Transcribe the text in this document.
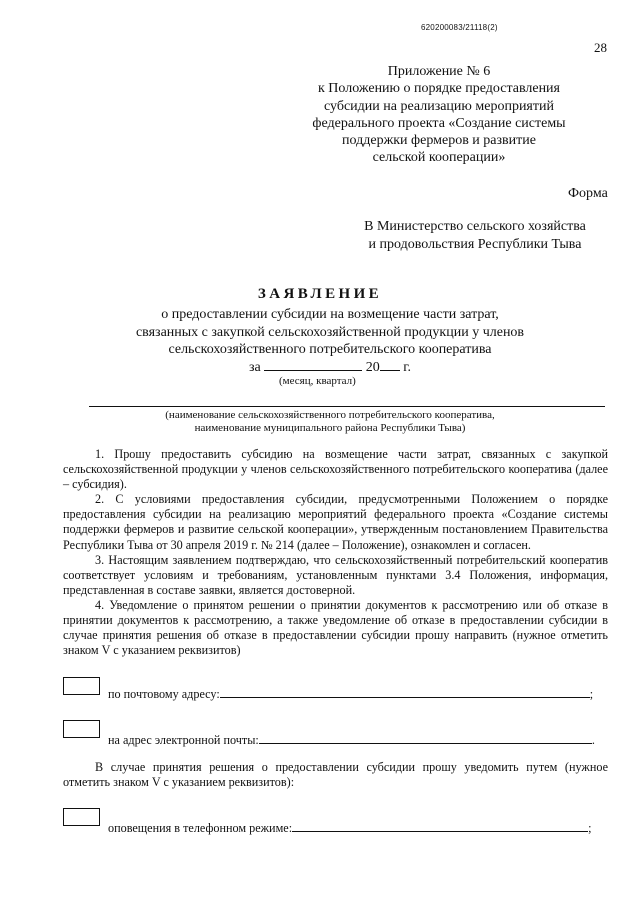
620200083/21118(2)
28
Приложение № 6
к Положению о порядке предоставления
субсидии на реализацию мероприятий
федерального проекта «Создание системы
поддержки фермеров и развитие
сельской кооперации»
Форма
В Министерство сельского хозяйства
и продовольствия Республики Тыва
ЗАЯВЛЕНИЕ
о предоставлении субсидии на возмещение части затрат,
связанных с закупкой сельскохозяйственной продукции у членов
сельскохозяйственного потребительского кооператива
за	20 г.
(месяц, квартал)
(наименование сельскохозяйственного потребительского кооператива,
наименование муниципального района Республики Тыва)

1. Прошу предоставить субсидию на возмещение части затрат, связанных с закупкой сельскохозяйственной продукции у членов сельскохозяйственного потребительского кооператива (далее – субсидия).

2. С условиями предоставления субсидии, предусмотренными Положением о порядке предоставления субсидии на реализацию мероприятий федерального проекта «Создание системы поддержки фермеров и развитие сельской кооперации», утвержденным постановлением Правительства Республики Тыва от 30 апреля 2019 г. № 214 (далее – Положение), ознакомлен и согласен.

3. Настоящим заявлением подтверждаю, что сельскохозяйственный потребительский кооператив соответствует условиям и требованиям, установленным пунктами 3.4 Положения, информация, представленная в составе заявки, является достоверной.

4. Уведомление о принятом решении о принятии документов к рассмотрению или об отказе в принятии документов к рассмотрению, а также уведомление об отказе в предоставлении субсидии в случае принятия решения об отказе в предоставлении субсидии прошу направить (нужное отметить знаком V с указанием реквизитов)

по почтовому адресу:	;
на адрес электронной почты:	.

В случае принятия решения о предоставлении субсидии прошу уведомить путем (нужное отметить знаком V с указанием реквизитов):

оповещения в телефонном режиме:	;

» Stated problem
Only the number is wanted: how many lines of these entries contain the string "кооператива"?

» Solution to this task
3